## begin Records supplied
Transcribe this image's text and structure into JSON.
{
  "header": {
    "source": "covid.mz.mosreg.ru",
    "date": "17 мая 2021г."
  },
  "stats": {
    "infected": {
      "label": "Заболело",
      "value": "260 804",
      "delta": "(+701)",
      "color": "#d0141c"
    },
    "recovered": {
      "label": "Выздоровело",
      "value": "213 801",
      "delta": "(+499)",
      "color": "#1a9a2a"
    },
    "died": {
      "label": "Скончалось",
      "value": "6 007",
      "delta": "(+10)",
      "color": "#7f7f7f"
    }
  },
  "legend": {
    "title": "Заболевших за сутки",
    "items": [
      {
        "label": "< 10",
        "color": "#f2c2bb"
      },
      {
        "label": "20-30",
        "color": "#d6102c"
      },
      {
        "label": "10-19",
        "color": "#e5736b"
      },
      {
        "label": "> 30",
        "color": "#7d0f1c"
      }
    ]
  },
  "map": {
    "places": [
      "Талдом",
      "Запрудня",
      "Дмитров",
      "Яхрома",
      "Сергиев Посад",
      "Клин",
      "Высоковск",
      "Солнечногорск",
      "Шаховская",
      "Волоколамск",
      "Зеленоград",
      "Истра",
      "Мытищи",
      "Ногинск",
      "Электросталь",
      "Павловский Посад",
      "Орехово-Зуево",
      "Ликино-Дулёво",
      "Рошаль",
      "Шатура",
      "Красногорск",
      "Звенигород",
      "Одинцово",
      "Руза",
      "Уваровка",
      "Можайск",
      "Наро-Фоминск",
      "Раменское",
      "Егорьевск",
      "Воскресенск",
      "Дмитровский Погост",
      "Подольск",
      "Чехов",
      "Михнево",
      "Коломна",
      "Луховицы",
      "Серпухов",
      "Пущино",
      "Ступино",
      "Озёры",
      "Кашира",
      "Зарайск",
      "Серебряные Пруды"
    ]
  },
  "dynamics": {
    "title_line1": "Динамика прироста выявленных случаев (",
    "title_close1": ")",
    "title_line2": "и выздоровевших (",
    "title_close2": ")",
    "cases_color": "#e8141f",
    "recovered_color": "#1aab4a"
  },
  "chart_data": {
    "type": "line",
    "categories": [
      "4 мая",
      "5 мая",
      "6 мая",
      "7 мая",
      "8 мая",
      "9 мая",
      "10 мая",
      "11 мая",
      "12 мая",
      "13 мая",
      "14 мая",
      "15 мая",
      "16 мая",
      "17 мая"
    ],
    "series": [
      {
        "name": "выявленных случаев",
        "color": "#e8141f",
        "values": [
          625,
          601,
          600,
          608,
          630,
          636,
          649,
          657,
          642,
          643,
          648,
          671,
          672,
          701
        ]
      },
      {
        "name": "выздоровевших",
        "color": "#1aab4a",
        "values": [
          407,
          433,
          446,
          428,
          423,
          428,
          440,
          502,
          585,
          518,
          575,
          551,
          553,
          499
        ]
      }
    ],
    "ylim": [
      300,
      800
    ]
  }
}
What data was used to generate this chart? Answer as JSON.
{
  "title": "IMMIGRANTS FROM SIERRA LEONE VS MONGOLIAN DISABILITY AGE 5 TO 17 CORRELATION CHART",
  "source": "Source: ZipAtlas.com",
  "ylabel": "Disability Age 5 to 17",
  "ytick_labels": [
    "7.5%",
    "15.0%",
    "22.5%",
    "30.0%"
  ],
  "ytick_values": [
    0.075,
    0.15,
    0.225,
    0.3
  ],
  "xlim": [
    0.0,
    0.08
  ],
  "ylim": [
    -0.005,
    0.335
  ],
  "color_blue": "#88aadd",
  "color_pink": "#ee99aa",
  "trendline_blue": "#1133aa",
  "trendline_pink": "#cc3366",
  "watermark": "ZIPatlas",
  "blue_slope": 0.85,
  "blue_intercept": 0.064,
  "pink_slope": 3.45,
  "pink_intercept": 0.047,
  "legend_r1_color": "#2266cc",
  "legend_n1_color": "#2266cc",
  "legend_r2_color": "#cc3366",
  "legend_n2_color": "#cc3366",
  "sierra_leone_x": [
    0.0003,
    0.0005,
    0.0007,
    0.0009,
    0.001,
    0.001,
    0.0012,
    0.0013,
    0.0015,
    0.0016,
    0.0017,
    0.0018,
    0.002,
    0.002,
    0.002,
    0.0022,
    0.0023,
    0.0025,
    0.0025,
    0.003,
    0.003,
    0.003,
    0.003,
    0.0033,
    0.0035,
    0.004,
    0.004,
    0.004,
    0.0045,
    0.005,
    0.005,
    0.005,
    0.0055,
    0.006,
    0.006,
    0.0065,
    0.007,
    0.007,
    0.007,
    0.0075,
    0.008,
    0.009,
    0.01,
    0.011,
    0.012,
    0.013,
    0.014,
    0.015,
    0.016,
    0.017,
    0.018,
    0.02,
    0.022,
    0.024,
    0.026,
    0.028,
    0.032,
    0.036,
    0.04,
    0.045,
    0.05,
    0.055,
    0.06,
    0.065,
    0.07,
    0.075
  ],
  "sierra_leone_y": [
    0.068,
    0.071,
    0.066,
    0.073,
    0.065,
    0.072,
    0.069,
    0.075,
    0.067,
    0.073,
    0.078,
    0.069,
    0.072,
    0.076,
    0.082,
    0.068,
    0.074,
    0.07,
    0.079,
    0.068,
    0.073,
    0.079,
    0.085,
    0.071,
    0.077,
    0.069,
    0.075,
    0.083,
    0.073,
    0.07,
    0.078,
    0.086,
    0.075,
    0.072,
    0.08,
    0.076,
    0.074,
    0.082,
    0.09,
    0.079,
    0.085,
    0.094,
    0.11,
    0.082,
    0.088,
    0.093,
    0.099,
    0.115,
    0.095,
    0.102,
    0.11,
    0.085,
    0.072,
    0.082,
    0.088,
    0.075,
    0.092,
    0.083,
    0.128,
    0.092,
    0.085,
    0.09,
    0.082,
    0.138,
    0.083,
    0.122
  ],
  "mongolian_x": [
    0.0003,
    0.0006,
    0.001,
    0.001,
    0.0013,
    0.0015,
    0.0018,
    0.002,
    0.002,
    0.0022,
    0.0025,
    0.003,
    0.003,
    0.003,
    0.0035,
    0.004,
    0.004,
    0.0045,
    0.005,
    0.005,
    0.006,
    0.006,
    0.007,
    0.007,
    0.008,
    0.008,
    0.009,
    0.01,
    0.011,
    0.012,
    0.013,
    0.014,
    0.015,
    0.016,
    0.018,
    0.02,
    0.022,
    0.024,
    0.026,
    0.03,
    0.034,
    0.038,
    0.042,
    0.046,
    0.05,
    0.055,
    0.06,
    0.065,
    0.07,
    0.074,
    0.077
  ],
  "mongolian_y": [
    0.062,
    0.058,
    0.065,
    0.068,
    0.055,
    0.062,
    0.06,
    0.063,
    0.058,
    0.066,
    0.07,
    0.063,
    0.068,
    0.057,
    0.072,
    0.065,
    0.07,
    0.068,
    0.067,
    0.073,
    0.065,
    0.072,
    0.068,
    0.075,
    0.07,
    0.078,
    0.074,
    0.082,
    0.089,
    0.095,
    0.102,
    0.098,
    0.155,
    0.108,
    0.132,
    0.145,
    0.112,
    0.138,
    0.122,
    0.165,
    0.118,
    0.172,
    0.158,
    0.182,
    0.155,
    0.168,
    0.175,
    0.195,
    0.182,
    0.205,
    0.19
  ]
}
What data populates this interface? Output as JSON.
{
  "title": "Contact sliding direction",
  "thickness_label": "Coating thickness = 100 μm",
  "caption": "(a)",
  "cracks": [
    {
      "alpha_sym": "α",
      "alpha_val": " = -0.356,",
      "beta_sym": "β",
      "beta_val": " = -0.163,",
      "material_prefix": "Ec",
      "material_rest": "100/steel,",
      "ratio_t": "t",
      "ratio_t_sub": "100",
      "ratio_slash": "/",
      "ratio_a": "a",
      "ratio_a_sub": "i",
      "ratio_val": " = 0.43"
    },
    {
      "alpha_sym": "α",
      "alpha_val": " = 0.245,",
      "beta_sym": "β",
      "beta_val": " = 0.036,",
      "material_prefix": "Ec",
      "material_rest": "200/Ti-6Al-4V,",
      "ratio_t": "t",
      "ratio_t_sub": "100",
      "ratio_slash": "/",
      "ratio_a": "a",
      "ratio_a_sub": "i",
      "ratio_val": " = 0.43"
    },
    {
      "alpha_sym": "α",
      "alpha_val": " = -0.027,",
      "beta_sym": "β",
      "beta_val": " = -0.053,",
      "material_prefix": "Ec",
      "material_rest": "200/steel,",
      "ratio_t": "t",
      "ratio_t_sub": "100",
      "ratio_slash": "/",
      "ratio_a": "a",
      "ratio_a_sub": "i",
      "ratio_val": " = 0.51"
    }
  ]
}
## end Records supplied
### Your objective:
Extract every line containing the string "выявленных" from the material.

### Solved problem:
    "title_line1": "Динамика прироста выявленных случаев (",
        "name": "выявленных случаев",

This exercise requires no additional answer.